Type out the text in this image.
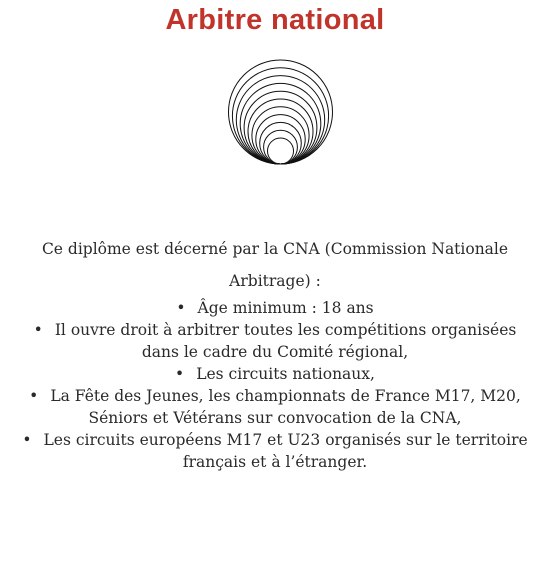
Arbitre national

Ce diplôme est décerné par la CNA (Commission Nationale Arbitrage) :

• Âge minimum : 18 ans
• Il ouvre droit à arbitrer toutes les compétitions organisées dans le cadre du Comité régional,
• Les circuits nationaux,
• La Fête des Jeunes, les championnats de France M17, M20, Séniors et Vétérans sur convocation de la CNA,
• Les circuits européens M17 et U23 organisés sur le territoire français et à l’étranger.
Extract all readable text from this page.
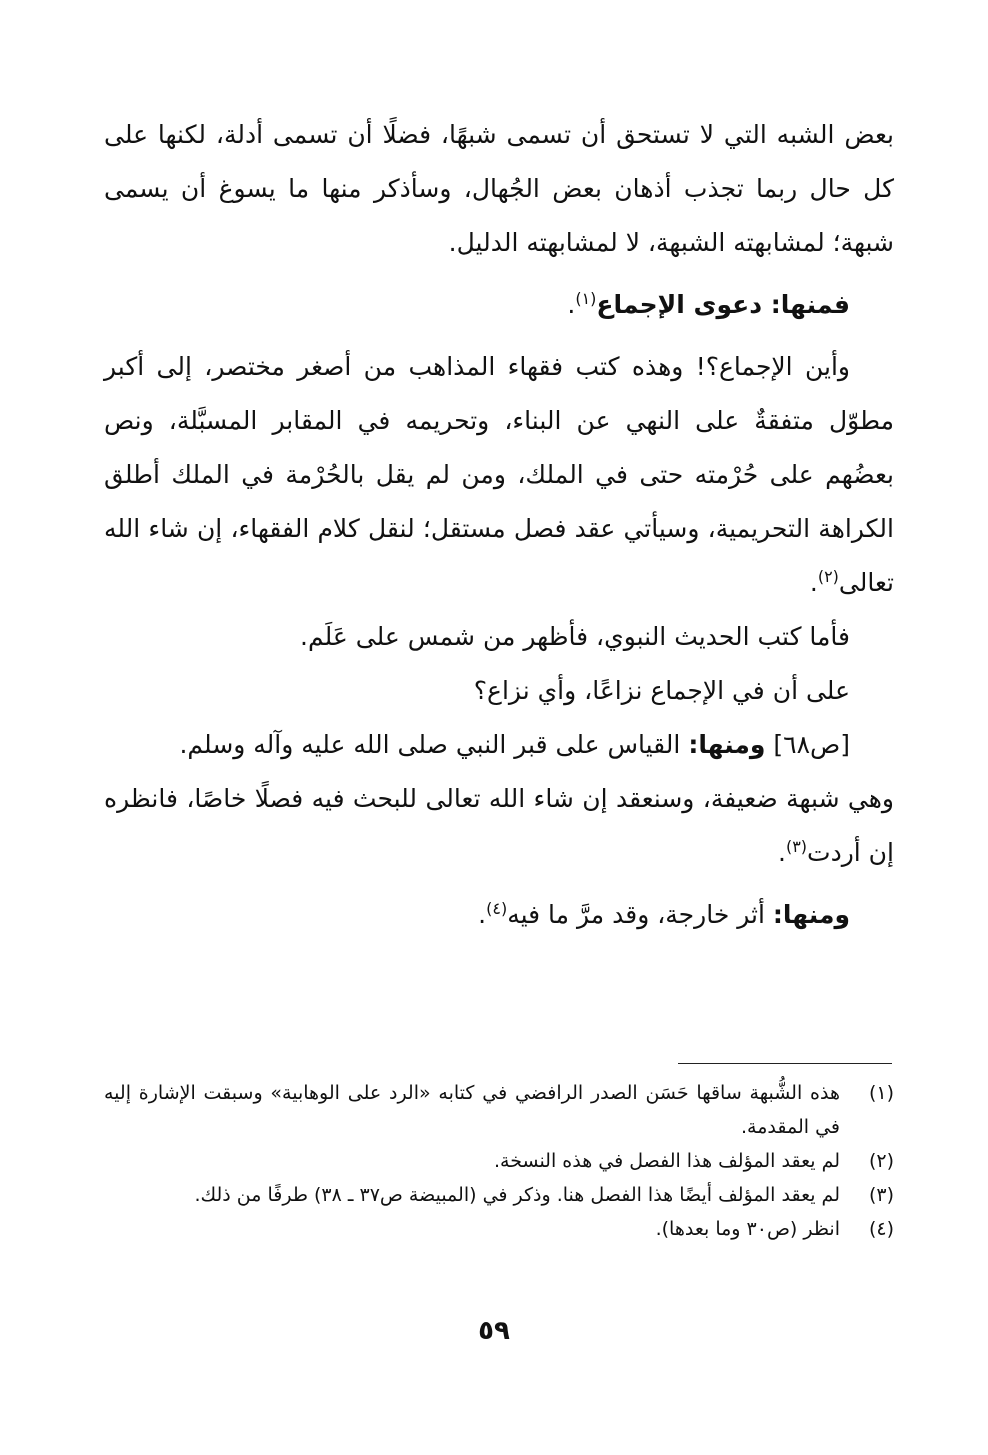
بعض الشبه التي لا تستحق أن تسمى شبهًا، فضلًا أن تسمى أدلة، لكنها على كل حال ربما تجذب أذهان بعض الجُهال، وسأذكر منها ما يسوغ أن يسمى شبهة؛ لمشابهته الشبهة، لا لمشابهته الدليل.

فمنها: دعوى الإجماع$^{(١)}$.

وأين الإجماع؟! وهذه كتب فقهاء المذاهب من أصغر مختصر، إلى أكبر مطوّل متفقةٌ على النهي عن البناء، وتحريمه في المقابر المسبَّلة، ونص بعضُهم على حُرْمته حتى في الملك، ومن لم يقل بالحُرْمة في الملك أطلق الكراهة التحريمية، وسيأتي عقد فصل مستقل؛ لنقل كلام الفقهاء، إن شاء الله تعالى$^{(٢)}$.

فأما كتب الحديث النبوي، فأظهر من شمس على عَلَم.

على أن في الإجماع نزاعًا، وأي نزاع؟

[ص٦٨] ومنها: القياس على قبر النبي صلى الله عليه وآله وسلم.

وهي شبهة ضعيفة، وسنعقد إن شاء الله تعالى للبحث فيه فصلًا خاصًا، فانظره إن أردت$^{(٣)}$.

ومنها: أثر خارجة، وقد مرَّ ما فيه$^{(٤)}$.

(١)
هذه الشُّبهة ساقها حَسَن الصدر الرافضي في كتابه «الرد على الوهابية» وسبقت الإشارة إليه في المقدمة.
(٢)
لم يعقد المؤلف هذا الفصل في هذه النسخة.
(٣)
لم يعقد المؤلف أيضًا هذا الفصل هنا. وذكر في (المبيضة ص٣٧ ـ ٣٨) طرفًا من ذلك.
(٤)
انظر (ص٣٠ وما بعدها).
٥٩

|---|

▶ **WHAT IS EXPECTED**
Within the listing above, find every line containing the string "يعقد" and return it.

▶ **THE REPLY**
لم يعقد المؤلف هذا الفصل في هذه النسخة.
لم يعقد المؤلف أيضًا هذا الفصل هنا. وذكر في (المبيضة ص٣٧ ـ ٣٨) طرفًا من ذلك.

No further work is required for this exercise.